**What you are asked to do:**
Examine each line of the data. Copy those that contain the string "中债国债到期收益率".

**Provided material:**
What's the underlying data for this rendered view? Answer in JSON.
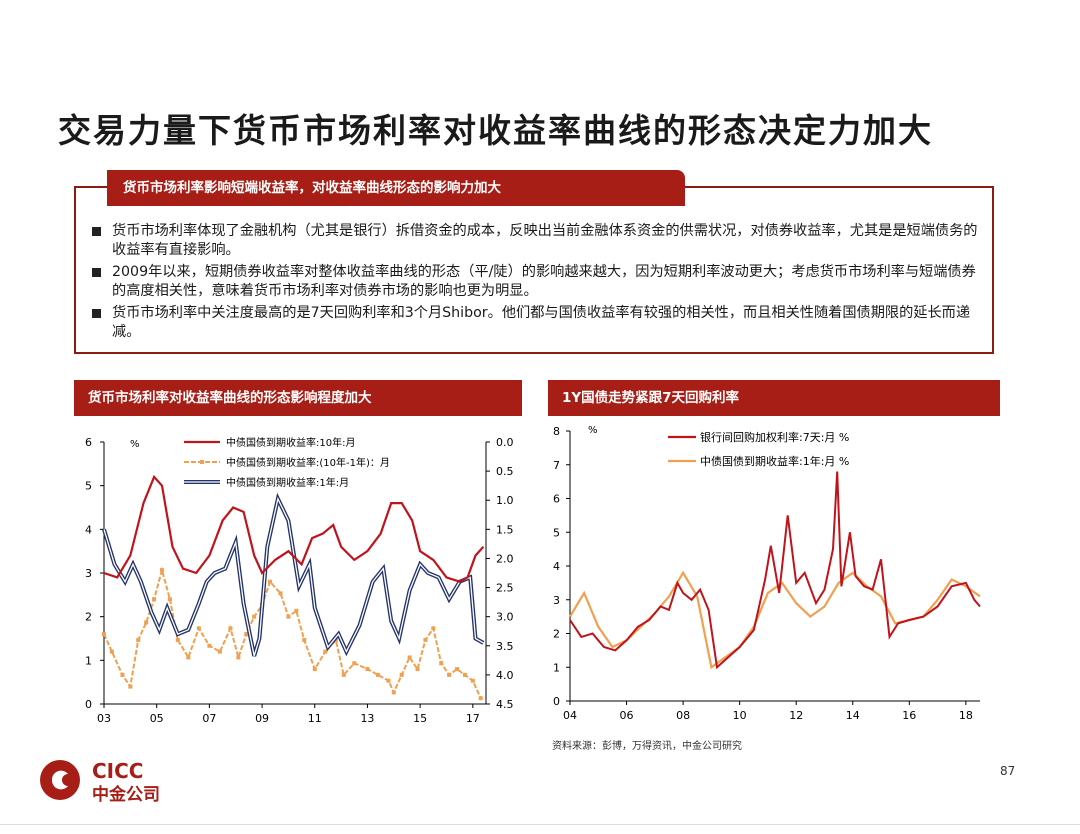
{
  "title": "交易力量下货币市场利率对收益率曲线的形态决定力加大",
  "summary": {
    "header": "货币市场利率影响短端收益率，对收益率曲线形态的影响力加大",
    "bullets": [
      "货币市场利率体现了金融机构（尤其是银行）拆借资金的成本，反映出当前金融体系资金的供需状况，对债券收益率，尤其是是短端债务的收益率有直接影响。",
      "2009年以来，短期债券收益率对整体收益率曲线的形态（平/陡）的影响越来越大，因为短期利率波动更大；考虑货币市场利率与短端债券的高度相关性，意味着货币市场利率对债券市场的影响也更为明显。",
      "货币市场利率中关注度最高的是7天回购利率和3个月Shibor。他们都与国债收益率有较强的相关性，而且相关性随着国债期限的延长而递减。"
    ]
  },
  "colors": {
    "accent": "#a61e16",
    "red": "#c0141c",
    "orange": "#f0a050",
    "navy": "#23336b"
  },
  "chart_data": [
    {
      "panel_title": "货币市场利率对收益率曲线的形态影响程度加大",
      "type": "line",
      "unit": "%",
      "x_ticks": [
        "03",
        "05",
        "07",
        "09",
        "11",
        "13",
        "15",
        "17"
      ],
      "xlim": [
        2003.0,
        2017.5
      ],
      "ylim_left": [
        0,
        6
      ],
      "yticks_left": [
        "0",
        "1",
        "2",
        "3",
        "4",
        "5",
        "6"
      ],
      "ylim_right": [
        4.5,
        0.0
      ],
      "yticks_right": [
        "0.0",
        "0.5",
        "1.0",
        "1.5",
        "2.0",
        "2.5",
        "3.0",
        "3.5",
        "4.0",
        "4.5"
      ],
      "series": [
        {
          "name": "中债国债到期收益率:10年:月",
          "axis": "left",
          "color": "#c0141c",
          "style": "solid",
          "x": [
            2003.0,
            2003.5,
            2004.0,
            2004.5,
            2004.9,
            2005.2,
            2005.6,
            2006.0,
            2006.5,
            2007.0,
            2007.5,
            2007.9,
            2008.3,
            2008.7,
            2009.0,
            2009.5,
            2010.0,
            2010.5,
            2010.9,
            2011.3,
            2011.7,
            2012.0,
            2012.5,
            2013.0,
            2013.5,
            2013.9,
            2014.3,
            2014.7,
            2015.0,
            2015.5,
            2016.0,
            2016.5,
            2016.8,
            2017.1,
            2017.4
          ],
          "y": [
            3.0,
            2.9,
            3.4,
            4.6,
            5.2,
            5.0,
            3.6,
            3.1,
            3.0,
            3.4,
            4.2,
            4.5,
            4.4,
            3.4,
            3.0,
            3.3,
            3.5,
            3.2,
            3.8,
            3.9,
            4.1,
            3.6,
            3.3,
            3.5,
            3.9,
            4.6,
            4.6,
            4.2,
            3.5,
            3.3,
            2.9,
            2.8,
            2.9,
            3.4,
            3.6
          ]
        },
        {
          "name": "中债国债到期收益率:(10年-1年)：月",
          "axis": "right",
          "color": "#f0a050",
          "style": "dashed",
          "x": [
            2003.0,
            2003.3,
            2003.7,
            2004.0,
            2004.3,
            2004.6,
            2004.9,
            2005.2,
            2005.5,
            2005.8,
            2006.2,
            2006.6,
            2007.0,
            2007.4,
            2007.8,
            2008.1,
            2008.4,
            2008.7,
            2009.0,
            2009.3,
            2009.7,
            2010.0,
            2010.3,
            2010.6,
            2011.0,
            2011.4,
            2011.8,
            2012.1,
            2012.5,
            2013.0,
            2013.4,
            2013.8,
            2014.0,
            2014.3,
            2014.6,
            2014.9,
            2015.2,
            2015.5,
            2015.8,
            2016.1,
            2016.4,
            2016.7,
            2017.0,
            2017.3
          ],
          "y": [
            3.3,
            3.6,
            4.0,
            4.2,
            3.4,
            3.1,
            2.7,
            2.2,
            2.7,
            3.4,
            3.7,
            3.2,
            3.5,
            3.6,
            3.2,
            3.7,
            3.3,
            3.0,
            2.8,
            2.4,
            2.6,
            3.0,
            2.9,
            3.4,
            3.9,
            3.6,
            3.4,
            4.0,
            3.8,
            3.9,
            4.0,
            4.1,
            4.3,
            4.0,
            3.7,
            3.9,
            3.4,
            3.2,
            3.8,
            4.0,
            3.9,
            4.0,
            4.1,
            4.4
          ]
        },
        {
          "name": "中债国债到期收益率:1年:月",
          "axis": "left",
          "color": "#23336b",
          "style": "double",
          "x": [
            2003.0,
            2003.4,
            2003.8,
            2004.1,
            2004.4,
            2004.8,
            2005.1,
            2005.4,
            2005.8,
            2006.2,
            2006.6,
            2006.9,
            2007.2,
            2007.6,
            2008.0,
            2008.3,
            2008.7,
            2008.9,
            2009.2,
            2009.6,
            2010.0,
            2010.4,
            2010.8,
            2011.0,
            2011.5,
            2011.9,
            2012.2,
            2012.7,
            2013.2,
            2013.6,
            2013.9,
            2014.2,
            2014.6,
            2015.0,
            2015.3,
            2015.7,
            2016.1,
            2016.5,
            2016.9,
            2017.1,
            2017.4
          ],
          "y": [
            4.0,
            3.2,
            2.8,
            3.2,
            2.8,
            2.1,
            1.7,
            2.2,
            1.6,
            1.7,
            2.3,
            2.8,
            3.0,
            3.1,
            3.7,
            2.3,
            1.1,
            1.5,
            3.6,
            4.7,
            4.2,
            2.7,
            3.2,
            2.2,
            1.3,
            1.6,
            1.2,
            1.8,
            2.8,
            3.1,
            1.9,
            1.5,
            2.6,
            3.2,
            3.0,
            2.9,
            2.4,
            2.8,
            2.9,
            1.5,
            1.4
          ]
        }
      ]
    },
    {
      "panel_title": "1Y国债走势紧跟7天回购利率",
      "type": "line",
      "unit": "%",
      "x_ticks": [
        "04",
        "06",
        "08",
        "10",
        "12",
        "14",
        "16",
        "18"
      ],
      "xlim": [
        2004.0,
        2018.5
      ],
      "ylim": [
        0,
        8
      ],
      "yticks": [
        "0",
        "1",
        "2",
        "3",
        "4",
        "5",
        "6",
        "7",
        "8"
      ],
      "series": [
        {
          "name": "银行间回购加权利率:7天:月 %",
          "color": "#c0141c",
          "x": [
            2004.0,
            2004.4,
            2004.8,
            2005.2,
            2005.6,
            2006.0,
            2006.4,
            2006.8,
            2007.2,
            2007.5,
            2007.8,
            2008.0,
            2008.3,
            2008.6,
            2008.9,
            2009.2,
            2009.6,
            2010.0,
            2010.5,
            2010.9,
            2011.1,
            2011.4,
            2011.7,
            2012.0,
            2012.3,
            2012.7,
            2013.0,
            2013.3,
            2013.45,
            2013.6,
            2013.9,
            2014.1,
            2014.4,
            2014.7,
            2015.0,
            2015.3,
            2015.6,
            2016.0,
            2016.5,
            2017.0,
            2017.5,
            2018.0,
            2018.3,
            2018.5
          ],
          "y": [
            2.4,
            1.9,
            2.0,
            1.6,
            1.5,
            1.8,
            2.2,
            2.4,
            2.8,
            2.7,
            3.5,
            3.2,
            3.0,
            3.3,
            2.7,
            1.0,
            1.3,
            1.6,
            2.1,
            3.6,
            4.6,
            3.2,
            5.5,
            3.5,
            3.8,
            2.9,
            3.3,
            4.5,
            6.8,
            3.4,
            5.0,
            3.7,
            3.4,
            3.3,
            4.2,
            1.9,
            2.3,
            2.4,
            2.5,
            2.8,
            3.4,
            3.5,
            3.0,
            2.8
          ]
        },
        {
          "name": "中债国债到期收益率:1年:月 %",
          "color": "#f0a050",
          "x": [
            2004.0,
            2004.5,
            2005.0,
            2005.5,
            2006.0,
            2006.5,
            2007.0,
            2007.5,
            2008.0,
            2008.5,
            2009.0,
            2009.5,
            2010.0,
            2010.5,
            2011.0,
            2011.5,
            2012.0,
            2012.5,
            2013.0,
            2013.5,
            2014.0,
            2014.5,
            2015.0,
            2015.5,
            2016.0,
            2016.5,
            2017.0,
            2017.5,
            2018.0,
            2018.5
          ],
          "y": [
            2.5,
            3.2,
            2.2,
            1.6,
            1.8,
            2.2,
            2.6,
            3.1,
            3.8,
            3.1,
            1.0,
            1.3,
            1.6,
            2.2,
            3.2,
            3.5,
            2.9,
            2.5,
            2.8,
            3.5,
            3.8,
            3.4,
            3.1,
            2.3,
            2.4,
            2.5,
            3.0,
            3.6,
            3.4,
            3.1
          ]
        }
      ]
    }
  ],
  "source": "资料来源：彭博，万得资讯，中金公司研究",
  "logo": {
    "brand": "CICC",
    "name_cn": "中金公司"
  },
  "page_number": "87"
}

**Solved exercise:**
          "name": "中债国债到期收益率:10年:月",
          "name": "中债国债到期收益率:(10年-1年)：月",
          "name": "中债国债到期收益率:1年:月",
          "name": "中债国债到期收益率:1年:月 %",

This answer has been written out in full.